(Required work) Each line of the material below that holds the word "title" needs to be copied.

(Records)
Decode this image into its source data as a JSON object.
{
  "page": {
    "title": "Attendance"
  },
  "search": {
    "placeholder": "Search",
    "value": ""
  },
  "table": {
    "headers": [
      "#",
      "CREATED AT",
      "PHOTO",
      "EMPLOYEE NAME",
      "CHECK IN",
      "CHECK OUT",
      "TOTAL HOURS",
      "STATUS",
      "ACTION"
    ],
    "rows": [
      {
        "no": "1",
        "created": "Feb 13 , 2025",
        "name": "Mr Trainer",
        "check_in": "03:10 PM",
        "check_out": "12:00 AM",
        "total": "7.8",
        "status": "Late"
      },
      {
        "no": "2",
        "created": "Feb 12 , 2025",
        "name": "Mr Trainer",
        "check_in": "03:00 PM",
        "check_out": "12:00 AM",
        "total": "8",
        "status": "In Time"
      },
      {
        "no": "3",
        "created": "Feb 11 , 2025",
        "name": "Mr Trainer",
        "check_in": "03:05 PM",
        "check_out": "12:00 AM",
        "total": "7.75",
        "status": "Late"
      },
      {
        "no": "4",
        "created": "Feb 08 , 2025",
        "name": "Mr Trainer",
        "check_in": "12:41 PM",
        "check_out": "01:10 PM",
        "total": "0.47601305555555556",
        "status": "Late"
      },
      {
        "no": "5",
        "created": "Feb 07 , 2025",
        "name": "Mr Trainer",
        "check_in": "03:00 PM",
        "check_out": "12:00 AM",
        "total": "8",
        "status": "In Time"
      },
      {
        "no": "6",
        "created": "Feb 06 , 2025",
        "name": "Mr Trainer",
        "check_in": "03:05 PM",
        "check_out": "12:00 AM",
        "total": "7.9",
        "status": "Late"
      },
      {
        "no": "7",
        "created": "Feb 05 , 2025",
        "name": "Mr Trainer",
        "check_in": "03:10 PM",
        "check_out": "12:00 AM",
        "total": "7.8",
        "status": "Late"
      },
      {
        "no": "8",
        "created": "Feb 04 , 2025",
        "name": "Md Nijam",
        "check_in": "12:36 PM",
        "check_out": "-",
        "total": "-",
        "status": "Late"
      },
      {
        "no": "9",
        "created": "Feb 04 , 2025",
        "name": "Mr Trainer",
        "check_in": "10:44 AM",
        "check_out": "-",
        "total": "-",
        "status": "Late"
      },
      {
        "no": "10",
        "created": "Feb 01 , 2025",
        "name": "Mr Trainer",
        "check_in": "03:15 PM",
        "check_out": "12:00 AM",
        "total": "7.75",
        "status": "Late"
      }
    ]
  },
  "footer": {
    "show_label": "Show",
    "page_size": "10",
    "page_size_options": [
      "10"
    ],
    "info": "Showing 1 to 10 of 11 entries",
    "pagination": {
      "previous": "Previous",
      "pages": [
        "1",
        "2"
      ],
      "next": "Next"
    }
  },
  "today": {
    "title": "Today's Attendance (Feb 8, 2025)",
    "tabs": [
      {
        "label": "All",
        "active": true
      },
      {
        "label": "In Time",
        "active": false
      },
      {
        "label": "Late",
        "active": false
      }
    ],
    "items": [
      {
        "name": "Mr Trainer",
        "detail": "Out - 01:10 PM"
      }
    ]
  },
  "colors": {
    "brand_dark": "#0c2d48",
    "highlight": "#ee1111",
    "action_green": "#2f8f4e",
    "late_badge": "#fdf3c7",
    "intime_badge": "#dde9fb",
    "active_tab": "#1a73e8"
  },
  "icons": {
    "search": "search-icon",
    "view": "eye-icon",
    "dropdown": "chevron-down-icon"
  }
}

--

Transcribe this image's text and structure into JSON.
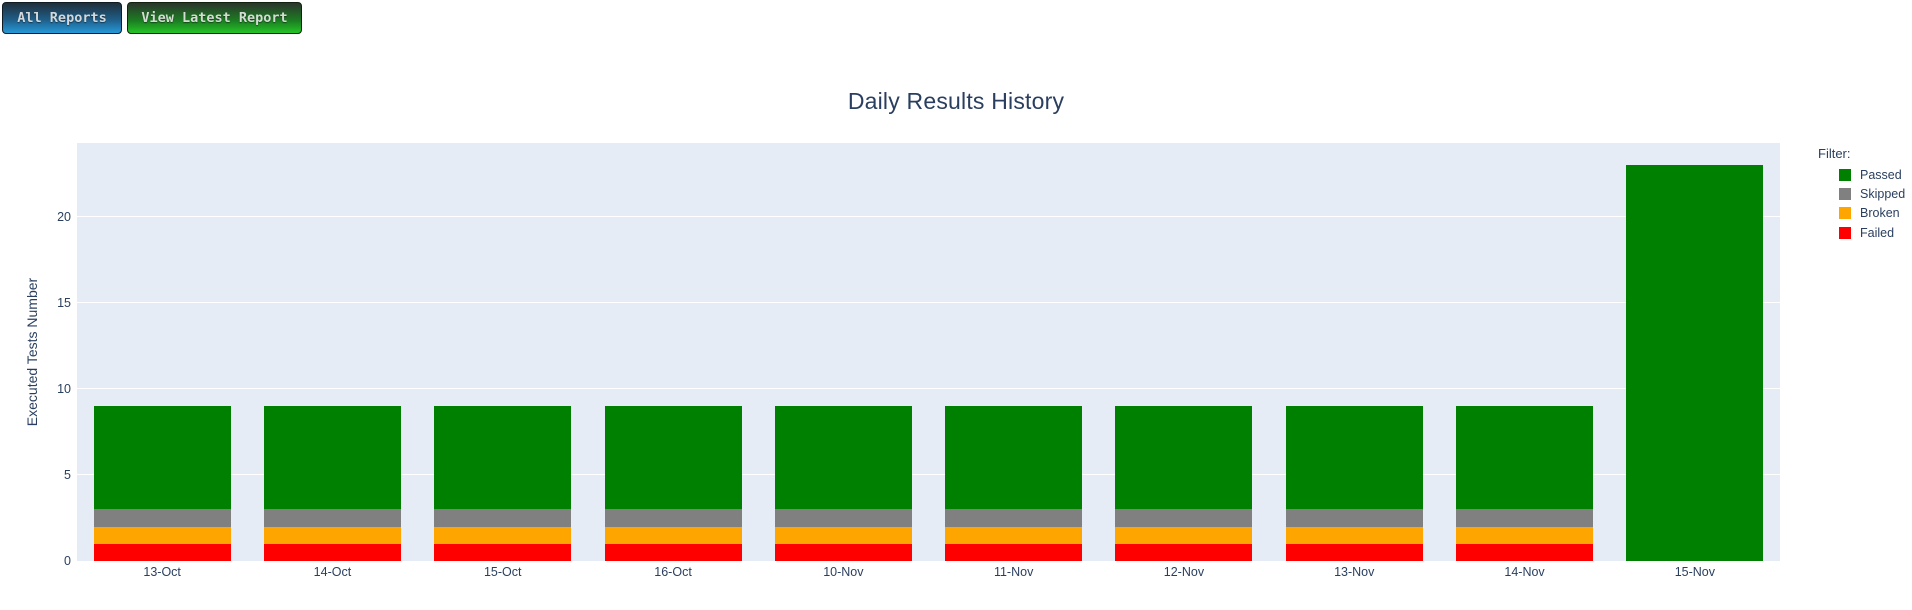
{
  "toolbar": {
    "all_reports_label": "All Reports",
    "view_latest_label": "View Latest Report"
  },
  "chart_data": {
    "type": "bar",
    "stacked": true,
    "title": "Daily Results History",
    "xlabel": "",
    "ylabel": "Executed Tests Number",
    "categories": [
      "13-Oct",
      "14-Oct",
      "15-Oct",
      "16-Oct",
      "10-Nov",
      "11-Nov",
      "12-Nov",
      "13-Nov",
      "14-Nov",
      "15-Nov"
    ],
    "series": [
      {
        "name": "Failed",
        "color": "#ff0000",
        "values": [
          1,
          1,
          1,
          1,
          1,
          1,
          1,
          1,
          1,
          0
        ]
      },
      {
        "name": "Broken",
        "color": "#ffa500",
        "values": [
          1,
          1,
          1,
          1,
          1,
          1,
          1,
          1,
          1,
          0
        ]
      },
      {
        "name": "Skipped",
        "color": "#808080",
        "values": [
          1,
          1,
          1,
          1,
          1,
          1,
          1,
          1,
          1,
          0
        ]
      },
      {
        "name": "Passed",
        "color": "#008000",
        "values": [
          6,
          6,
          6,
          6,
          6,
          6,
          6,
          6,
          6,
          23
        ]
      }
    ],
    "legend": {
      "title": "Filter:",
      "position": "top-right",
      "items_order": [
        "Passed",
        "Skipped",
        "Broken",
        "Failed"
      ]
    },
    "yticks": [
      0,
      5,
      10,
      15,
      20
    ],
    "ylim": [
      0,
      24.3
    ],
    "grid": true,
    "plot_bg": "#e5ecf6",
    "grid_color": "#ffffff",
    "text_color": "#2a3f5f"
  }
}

(Output below)
    "title": "Attendance"
    "title": "Today's Attendance (Feb 8, 2025)",
    "title": "Daily Results History",
      "title": "Filter:",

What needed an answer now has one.